* Prompt: Scan the data below for the string "Research". Copy every line where it appears.

* Dataset entries:

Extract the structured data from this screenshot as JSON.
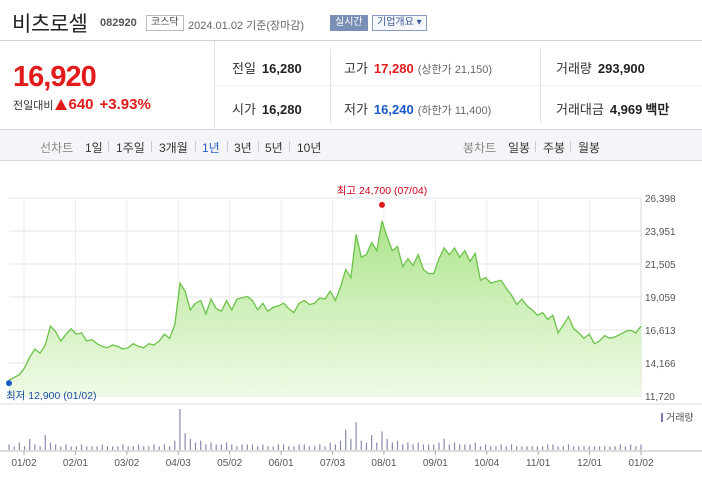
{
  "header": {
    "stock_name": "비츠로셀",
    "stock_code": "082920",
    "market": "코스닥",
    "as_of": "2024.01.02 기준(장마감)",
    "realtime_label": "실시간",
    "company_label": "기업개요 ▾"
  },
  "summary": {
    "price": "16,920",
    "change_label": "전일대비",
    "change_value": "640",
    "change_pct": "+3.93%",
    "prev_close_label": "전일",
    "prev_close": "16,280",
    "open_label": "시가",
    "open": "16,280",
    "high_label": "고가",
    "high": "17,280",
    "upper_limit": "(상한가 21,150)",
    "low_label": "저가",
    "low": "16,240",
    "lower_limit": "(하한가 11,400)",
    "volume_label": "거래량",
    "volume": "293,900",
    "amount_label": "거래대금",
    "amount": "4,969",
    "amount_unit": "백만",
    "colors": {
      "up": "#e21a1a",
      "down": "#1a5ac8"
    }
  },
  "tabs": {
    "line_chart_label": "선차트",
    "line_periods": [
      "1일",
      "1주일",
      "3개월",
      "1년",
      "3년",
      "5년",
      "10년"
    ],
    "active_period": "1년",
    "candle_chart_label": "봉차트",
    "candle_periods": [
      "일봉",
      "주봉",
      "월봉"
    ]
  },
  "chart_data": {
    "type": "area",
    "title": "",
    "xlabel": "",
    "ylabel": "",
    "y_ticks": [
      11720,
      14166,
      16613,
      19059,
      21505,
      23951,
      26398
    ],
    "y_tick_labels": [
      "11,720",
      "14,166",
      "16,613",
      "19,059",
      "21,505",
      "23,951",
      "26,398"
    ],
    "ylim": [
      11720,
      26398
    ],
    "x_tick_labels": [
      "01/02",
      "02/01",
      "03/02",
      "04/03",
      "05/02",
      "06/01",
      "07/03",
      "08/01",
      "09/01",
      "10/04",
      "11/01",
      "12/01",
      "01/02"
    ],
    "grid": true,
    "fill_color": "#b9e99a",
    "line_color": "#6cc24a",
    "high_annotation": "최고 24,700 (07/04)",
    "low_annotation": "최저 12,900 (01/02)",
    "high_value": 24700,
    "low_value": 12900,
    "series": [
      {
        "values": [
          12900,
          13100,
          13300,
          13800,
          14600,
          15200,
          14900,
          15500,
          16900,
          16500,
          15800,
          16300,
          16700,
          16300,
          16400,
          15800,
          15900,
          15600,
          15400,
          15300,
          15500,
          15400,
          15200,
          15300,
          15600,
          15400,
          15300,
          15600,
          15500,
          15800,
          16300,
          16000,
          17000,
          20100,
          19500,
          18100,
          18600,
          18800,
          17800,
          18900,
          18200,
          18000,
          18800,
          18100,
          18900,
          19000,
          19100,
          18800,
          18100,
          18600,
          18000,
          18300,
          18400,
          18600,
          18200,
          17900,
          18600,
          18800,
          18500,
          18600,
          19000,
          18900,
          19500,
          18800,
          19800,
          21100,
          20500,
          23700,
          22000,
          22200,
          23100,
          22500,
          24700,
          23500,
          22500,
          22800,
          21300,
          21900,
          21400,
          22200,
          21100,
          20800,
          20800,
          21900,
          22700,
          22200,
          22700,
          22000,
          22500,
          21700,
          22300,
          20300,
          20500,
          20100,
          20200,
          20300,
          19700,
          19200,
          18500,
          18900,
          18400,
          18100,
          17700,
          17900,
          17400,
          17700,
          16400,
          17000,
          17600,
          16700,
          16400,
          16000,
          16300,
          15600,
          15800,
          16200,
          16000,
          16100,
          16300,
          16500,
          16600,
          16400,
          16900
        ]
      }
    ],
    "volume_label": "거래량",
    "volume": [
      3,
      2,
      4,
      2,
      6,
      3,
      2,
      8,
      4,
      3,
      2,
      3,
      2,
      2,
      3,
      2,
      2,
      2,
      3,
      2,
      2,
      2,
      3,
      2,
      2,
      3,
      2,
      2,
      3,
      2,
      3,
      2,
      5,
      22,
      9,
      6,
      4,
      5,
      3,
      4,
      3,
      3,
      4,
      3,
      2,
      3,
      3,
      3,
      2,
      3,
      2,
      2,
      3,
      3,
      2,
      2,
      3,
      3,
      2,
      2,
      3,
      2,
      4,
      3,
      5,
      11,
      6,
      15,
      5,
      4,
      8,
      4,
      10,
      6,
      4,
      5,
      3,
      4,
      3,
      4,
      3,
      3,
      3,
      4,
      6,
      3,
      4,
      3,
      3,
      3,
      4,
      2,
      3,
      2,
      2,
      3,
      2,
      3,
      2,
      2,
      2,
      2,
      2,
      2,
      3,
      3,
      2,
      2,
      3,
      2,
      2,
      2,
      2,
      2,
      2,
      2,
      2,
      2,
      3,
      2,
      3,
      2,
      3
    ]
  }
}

--

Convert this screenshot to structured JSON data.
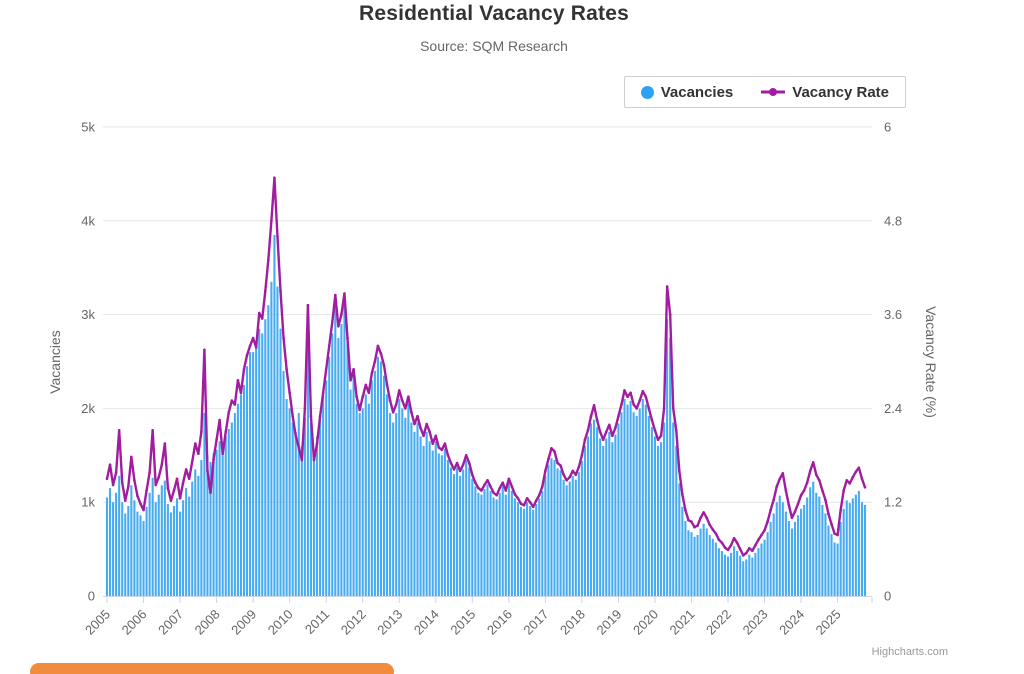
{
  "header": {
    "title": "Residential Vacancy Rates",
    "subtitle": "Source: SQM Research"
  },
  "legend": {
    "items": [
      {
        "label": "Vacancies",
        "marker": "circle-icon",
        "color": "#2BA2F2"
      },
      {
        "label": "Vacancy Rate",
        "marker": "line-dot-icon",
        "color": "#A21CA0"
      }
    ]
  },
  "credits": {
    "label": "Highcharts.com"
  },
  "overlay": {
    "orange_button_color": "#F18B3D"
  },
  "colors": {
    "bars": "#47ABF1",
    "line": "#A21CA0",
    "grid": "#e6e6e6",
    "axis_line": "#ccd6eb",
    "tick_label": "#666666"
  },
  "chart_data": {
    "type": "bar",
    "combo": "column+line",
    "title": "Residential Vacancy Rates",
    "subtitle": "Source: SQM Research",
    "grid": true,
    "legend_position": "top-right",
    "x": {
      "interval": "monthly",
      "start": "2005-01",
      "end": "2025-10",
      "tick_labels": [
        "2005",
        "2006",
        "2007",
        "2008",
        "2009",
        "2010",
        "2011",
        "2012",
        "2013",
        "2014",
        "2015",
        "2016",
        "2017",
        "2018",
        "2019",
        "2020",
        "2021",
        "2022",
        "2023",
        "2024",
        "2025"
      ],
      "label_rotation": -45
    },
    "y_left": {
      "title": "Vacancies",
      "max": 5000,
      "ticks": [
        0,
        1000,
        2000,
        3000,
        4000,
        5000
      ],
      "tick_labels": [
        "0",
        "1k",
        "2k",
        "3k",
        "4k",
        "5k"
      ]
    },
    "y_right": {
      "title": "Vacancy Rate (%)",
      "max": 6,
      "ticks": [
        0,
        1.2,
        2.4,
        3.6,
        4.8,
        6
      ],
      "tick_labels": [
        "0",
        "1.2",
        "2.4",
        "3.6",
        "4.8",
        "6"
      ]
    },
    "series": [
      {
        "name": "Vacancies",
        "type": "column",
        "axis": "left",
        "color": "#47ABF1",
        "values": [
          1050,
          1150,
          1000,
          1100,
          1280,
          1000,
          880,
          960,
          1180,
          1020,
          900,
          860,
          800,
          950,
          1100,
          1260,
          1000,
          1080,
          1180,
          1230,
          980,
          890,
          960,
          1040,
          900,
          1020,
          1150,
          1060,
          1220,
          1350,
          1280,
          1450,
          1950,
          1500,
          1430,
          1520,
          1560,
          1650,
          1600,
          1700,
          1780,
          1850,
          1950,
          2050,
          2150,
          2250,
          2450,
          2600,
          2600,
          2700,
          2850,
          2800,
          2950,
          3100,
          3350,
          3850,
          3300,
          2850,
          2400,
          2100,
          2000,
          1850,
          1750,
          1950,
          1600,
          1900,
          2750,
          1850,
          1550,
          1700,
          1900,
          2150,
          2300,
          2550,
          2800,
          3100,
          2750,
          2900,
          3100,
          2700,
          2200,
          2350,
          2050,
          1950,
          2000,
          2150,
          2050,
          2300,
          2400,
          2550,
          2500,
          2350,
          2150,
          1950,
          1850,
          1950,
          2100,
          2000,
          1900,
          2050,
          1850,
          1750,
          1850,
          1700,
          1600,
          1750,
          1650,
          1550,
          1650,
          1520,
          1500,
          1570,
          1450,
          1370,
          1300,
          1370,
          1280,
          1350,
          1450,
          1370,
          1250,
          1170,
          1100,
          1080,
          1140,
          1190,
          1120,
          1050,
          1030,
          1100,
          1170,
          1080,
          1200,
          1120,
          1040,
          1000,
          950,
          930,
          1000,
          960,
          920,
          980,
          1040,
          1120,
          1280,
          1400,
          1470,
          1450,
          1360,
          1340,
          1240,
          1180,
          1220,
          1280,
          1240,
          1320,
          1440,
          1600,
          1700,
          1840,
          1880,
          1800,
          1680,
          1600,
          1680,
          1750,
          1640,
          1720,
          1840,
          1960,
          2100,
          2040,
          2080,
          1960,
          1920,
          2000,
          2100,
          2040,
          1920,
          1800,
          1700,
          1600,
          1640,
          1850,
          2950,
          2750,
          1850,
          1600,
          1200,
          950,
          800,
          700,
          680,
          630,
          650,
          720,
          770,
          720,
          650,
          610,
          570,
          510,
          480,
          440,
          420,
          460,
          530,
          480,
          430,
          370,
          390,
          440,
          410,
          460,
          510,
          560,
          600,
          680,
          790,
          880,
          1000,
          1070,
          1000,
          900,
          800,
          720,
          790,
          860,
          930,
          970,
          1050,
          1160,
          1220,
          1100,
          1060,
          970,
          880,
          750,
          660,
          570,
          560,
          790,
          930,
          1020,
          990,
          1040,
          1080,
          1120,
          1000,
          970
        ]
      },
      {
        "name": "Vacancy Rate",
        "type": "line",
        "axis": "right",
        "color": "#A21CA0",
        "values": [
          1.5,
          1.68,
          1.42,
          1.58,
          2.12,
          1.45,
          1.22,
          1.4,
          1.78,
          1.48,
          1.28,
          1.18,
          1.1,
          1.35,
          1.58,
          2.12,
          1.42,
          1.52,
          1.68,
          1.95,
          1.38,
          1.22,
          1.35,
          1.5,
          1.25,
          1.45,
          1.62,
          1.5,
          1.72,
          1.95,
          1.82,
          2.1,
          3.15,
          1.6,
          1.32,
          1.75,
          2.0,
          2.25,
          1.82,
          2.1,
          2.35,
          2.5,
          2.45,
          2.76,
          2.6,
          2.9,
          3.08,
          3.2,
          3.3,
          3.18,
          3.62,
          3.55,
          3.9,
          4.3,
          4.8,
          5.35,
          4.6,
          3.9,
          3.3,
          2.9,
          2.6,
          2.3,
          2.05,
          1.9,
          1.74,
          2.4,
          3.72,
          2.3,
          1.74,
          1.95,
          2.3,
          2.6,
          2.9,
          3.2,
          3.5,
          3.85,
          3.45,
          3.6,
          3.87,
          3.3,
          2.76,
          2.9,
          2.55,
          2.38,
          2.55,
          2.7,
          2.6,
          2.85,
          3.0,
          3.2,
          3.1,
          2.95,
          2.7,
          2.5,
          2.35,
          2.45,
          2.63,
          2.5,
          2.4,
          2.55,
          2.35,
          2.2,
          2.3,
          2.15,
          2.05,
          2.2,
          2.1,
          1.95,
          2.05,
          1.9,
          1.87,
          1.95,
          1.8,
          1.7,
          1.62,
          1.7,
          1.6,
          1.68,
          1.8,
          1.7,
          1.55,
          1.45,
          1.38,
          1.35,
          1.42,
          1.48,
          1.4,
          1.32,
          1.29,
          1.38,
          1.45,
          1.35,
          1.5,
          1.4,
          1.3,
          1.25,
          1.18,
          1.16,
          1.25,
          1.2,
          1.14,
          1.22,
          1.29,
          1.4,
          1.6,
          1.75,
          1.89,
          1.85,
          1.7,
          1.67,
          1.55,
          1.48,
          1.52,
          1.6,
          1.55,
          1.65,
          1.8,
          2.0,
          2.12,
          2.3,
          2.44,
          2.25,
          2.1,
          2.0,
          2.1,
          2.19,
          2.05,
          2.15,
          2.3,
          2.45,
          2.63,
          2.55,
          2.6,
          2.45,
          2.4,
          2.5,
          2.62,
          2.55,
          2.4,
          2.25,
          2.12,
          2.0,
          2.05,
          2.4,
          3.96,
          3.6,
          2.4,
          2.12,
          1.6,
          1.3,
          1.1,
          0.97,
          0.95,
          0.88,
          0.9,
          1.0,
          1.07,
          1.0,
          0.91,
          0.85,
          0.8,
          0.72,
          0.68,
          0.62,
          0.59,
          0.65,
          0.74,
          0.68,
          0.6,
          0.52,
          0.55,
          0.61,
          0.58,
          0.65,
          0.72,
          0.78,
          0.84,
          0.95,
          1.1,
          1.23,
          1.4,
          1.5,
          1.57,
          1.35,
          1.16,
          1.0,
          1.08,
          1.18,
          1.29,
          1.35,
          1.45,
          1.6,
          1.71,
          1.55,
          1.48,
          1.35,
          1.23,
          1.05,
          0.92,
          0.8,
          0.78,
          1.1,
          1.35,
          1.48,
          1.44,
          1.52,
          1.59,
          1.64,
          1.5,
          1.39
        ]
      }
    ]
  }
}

* Solution for this problem:
    "subtitle": "Source: SQM Research"
    "subtitle": "Source: SQM Research",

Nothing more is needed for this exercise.